Description of the task: Return the full listing exactly as it is written.

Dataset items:
########################################
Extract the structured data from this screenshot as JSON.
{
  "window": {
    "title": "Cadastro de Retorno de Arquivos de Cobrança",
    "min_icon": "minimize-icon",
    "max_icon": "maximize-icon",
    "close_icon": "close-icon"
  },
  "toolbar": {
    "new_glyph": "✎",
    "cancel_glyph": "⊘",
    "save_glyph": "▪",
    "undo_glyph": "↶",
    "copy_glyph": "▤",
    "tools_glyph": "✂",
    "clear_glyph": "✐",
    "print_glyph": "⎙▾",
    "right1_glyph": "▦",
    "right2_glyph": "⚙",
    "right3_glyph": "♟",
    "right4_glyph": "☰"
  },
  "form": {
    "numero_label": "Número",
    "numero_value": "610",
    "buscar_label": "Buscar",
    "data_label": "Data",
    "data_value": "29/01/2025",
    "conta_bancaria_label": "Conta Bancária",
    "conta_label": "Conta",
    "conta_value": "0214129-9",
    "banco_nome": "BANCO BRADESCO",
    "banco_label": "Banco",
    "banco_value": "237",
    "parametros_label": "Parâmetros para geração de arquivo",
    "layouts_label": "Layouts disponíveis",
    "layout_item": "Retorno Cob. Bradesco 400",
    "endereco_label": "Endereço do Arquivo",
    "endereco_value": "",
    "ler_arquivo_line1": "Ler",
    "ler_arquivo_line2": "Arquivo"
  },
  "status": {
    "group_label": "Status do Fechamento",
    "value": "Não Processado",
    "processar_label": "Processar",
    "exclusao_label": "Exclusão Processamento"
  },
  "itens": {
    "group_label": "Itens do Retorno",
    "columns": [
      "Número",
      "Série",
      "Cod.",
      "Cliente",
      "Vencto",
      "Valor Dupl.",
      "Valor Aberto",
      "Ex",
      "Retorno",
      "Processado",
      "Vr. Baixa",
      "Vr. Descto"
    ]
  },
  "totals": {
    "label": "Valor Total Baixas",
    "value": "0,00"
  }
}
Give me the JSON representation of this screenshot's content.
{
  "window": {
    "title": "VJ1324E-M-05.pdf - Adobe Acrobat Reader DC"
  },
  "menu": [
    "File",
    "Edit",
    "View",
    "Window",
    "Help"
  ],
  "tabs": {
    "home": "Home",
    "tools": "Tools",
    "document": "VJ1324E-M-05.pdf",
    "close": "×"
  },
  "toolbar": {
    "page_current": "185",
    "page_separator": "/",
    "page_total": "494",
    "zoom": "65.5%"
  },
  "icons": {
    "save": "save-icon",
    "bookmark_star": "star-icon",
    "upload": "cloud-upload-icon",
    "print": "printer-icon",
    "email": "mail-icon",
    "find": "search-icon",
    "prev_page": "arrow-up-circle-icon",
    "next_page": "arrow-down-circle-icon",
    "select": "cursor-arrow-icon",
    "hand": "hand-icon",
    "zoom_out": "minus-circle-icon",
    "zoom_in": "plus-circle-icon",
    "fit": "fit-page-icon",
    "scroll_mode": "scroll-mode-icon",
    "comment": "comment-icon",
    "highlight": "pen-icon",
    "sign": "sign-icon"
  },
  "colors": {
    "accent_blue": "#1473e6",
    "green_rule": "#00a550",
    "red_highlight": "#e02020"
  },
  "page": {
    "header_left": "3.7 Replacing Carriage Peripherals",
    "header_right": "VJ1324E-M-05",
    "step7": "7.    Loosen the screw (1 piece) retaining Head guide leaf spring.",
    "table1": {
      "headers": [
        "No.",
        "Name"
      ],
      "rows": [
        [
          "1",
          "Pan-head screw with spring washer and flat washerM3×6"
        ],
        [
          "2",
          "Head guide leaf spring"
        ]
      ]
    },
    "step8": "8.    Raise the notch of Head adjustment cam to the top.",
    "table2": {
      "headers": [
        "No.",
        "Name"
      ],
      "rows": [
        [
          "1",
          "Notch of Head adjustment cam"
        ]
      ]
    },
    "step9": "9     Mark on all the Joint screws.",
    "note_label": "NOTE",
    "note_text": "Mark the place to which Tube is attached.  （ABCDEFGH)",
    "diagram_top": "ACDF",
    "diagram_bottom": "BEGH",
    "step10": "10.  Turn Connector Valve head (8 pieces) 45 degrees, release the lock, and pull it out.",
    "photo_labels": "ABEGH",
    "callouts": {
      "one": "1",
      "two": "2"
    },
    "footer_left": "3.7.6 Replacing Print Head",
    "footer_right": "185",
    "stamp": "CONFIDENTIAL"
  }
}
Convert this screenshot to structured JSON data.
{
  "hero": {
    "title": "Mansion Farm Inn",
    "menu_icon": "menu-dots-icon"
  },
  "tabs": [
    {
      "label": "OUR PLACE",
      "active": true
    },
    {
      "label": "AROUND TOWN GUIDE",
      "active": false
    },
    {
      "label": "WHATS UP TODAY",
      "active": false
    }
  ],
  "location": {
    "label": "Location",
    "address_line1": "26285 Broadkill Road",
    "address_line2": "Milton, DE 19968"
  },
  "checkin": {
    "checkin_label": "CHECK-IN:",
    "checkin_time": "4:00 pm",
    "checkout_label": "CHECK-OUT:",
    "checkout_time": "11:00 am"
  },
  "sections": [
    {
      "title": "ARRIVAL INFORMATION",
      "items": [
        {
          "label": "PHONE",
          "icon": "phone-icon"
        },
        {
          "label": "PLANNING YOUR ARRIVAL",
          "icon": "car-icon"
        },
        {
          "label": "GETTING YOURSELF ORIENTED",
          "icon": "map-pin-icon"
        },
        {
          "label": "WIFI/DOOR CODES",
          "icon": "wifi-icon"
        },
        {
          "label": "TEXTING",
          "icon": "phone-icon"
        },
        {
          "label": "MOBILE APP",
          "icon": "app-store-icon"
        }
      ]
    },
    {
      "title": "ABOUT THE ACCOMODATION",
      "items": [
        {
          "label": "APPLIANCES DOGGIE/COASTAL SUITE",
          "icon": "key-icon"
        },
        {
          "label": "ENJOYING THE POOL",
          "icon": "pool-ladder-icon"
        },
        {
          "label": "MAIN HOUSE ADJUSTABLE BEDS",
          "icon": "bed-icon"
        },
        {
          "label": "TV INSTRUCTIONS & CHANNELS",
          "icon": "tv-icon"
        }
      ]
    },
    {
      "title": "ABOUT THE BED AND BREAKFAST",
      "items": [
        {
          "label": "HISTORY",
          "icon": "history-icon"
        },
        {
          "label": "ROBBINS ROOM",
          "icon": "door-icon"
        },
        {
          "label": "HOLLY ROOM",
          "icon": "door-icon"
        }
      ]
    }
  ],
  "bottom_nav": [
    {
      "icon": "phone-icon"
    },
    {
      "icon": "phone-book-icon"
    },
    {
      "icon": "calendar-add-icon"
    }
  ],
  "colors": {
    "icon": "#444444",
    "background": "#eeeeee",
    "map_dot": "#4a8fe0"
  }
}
########################################
Expected output:
Extract the structured data from this screenshot as JSON.
{
  "window": {
    "title": "Cadastro de Retorno de Arquivos de Cobrança",
    "min_icon": "minimize-icon",
    "max_icon": "maximize-icon",
    "close_icon": "close-icon"
  },
  "toolbar": {
    "new_glyph": "✎",
    "cancel_glyph": "⊘",
    "save_glyph": "▪",
    "undo_glyph": "↶",
    "copy_glyph": "▤",
    "tools_glyph": "✂",
    "clear_glyph": "✐",
    "print_glyph": "⎙▾",
    "right1_glyph": "▦",
    "right2_glyph": "⚙",
    "right3_glyph": "♟",
    "right4_glyph": "☰"
  },
  "form": {
    "numero_label": "Número",
    "numero_value": "610",
    "buscar_label": "Buscar",
    "data_label": "Data",
    "data_value": "29/01/2025",
    "conta_bancaria_label": "Conta Bancária",
    "conta_label": "Conta",
    "conta_value": "0214129-9",
    "banco_nome": "BANCO BRADESCO",
    "banco_label": "Banco",
    "banco_value": "237",
    "parametros_label": "Parâmetros para geração de arquivo",
    "layouts_label": "Layouts disponíveis",
    "layout_item": "Retorno Cob. Bradesco 400",
    "endereco_label": "Endereço do Arquivo",
    "endereco_value": "",
    "ler_arquivo_line1": "Ler",
    "ler_arquivo_line2": "Arquivo"
  },
  "status": {
    "group_label": "Status do Fechamento",
    "value": "Não Processado",
    "processar_label": "Processar",
    "exclusao_label": "Exclusão Processamento"
  },
  "itens": {
    "group_label": "Itens do Retorno",
    "columns": [
      "Número",
      "Série",
      "Cod.",
      "Cliente",
      "Vencto",
      "Valor Dupl.",
      "Valor Aberto",
      "Ex",
      "Retorno",
      "Processado",
      "Vr. Baixa",
      "Vr. Descto"
    ]
  },
  "totals": {
    "label": "Valor Total Baixas",
    "value": "0,00"
  }
}
Give me the JSON representation of this screenshot's content.
{
  "window": {
    "title": "VJ1324E-M-05.pdf - Adobe Acrobat Reader DC"
  },
  "menu": [
    "File",
    "Edit",
    "View",
    "Window",
    "Help"
  ],
  "tabs": {
    "home": "Home",
    "tools": "Tools",
    "document": "VJ1324E-M-05.pdf",
    "close": "×"
  },
  "toolbar": {
    "page_current": "185",
    "page_separator": "/",
    "page_total": "494",
    "zoom": "65.5%"
  },
  "icons": {
    "save": "save-icon",
    "bookmark_star": "star-icon",
    "upload": "cloud-upload-icon",
    "print": "printer-icon",
    "email": "mail-icon",
    "find": "search-icon",
    "prev_page": "arrow-up-circle-icon",
    "next_page": "arrow-down-circle-icon",
    "select": "cursor-arrow-icon",
    "hand": "hand-icon",
    "zoom_out": "minus-circle-icon",
    "zoom_in": "plus-circle-icon",
    "fit": "fit-page-icon",
    "scroll_mode": "scroll-mode-icon",
    "comment": "comment-icon",
    "highlight": "pen-icon",
    "sign": "sign-icon"
  },
  "colors": {
    "accent_blue": "#1473e6",
    "green_rule": "#00a550",
    "red_highlight": "#e02020"
  },
  "page": {
    "header_left": "3.7 Replacing Carriage Peripherals",
    "header_right": "VJ1324E-M-05",
    "step7": "7.    Loosen the screw (1 piece) retaining Head guide leaf spring.",
    "table1": {
      "headers": [
        "No.",
        "Name"
      ],
      "rows": [
        [
          "1",
          "Pan-head screw with spring washer and flat washerM3×6"
        ],
        [
          "2",
          "Head guide leaf spring"
        ]
      ]
    },
    "step8": "8.    Raise the notch of Head adjustment cam to the top.",
    "table2": {
      "headers": [
        "No.",
        "Name"
      ],
      "rows": [
        [
          "1",
          "Notch of Head adjustment cam"
        ]
      ]
    },
    "step9": "9     Mark on all the Joint screws.",
    "note_label": "NOTE",
    "note_text": "Mark the place to which Tube is attached.  （ABCDEFGH)",
    "diagram_top": "ACDF",
    "diagram_bottom": "BEGH",
    "step10": "10.  Turn Connector Valve head (8 pieces) 45 degrees, release the lock, and pull it out.",
    "photo_labels": "ABEGH",
    "callouts": {
      "one": "1",
      "two": "2"
    },
    "footer_left": "3.7.6 Replacing Print Head",
    "footer_right": "185",
    "stamp": "CONFIDENTIAL"
  }
}
Convert this screenshot to structured JSON data.
{
  "hero": {
    "title": "Mansion Farm Inn",
    "menu_icon": "menu-dots-icon"
  },
  "tabs": [
    {
      "label": "OUR PLACE",
      "active": true
    },
    {
      "label": "AROUND TOWN GUIDE",
      "active": false
    },
    {
      "label": "WHATS UP TODAY",
      "active": false
    }
  ],
  "location": {
    "label": "Location",
    "address_line1": "26285 Broadkill Road",
    "address_line2": "Milton, DE 19968"
  },
  "checkin": {
    "checkin_label": "CHECK-IN:",
    "checkin_time": "4:00 pm",
    "checkout_label": "CHECK-OUT:",
    "checkout_time": "11:00 am"
  },
  "sections": [
    {
      "title": "ARRIVAL INFORMATION",
      "items": [
        {
          "label": "PHONE",
          "icon": "phone-icon"
        },
        {
          "label": "PLANNING YOUR ARRIVAL",
          "icon": "car-icon"
        },
        {
          "label": "GETTING YOURSELF ORIENTED",
          "icon": "map-pin-icon"
        },
        {
          "label": "WIFI/DOOR CODES",
          "icon": "wifi-icon"
        },
        {
          "label": "TEXTING",
          "icon": "phone-icon"
        },
        {
          "label": "MOBILE APP",
          "icon": "app-store-icon"
        }
      ]
    },
    {
      "title": "ABOUT THE ACCOMODATION",
      "items": [
        {
          "label": "APPLIANCES DOGGIE/COASTAL SUITE",
          "icon": "key-icon"
        },
        {
          "label": "ENJOYING THE POOL",
          "icon": "pool-ladder-icon"
        },
        {
          "label": "MAIN HOUSE ADJUSTABLE BEDS",
          "icon": "bed-icon"
        },
        {
          "label": "TV INSTRUCTIONS & CHANNELS",
          "icon": "tv-icon"
        }
      ]
    },
    {
      "title": "ABOUT THE BED AND BREAKFAST",
      "items": [
        {
          "label": "HISTORY",
          "icon": "history-icon"
        },
        {
          "label": "ROBBINS ROOM",
          "icon": "door-icon"
        },
        {
          "label": "HOLLY ROOM",
          "icon": "door-icon"
        }
      ]
    }
  ],
  "bottom_nav": [
    {
      "icon": "phone-icon"
    },
    {
      "icon": "phone-book-icon"
    },
    {
      "icon": "calendar-add-icon"
    }
  ],
  "colors": {
    "icon": "#444444",
    "background": "#eeeeee",
    "map_dot": "#4a8fe0"
  }
}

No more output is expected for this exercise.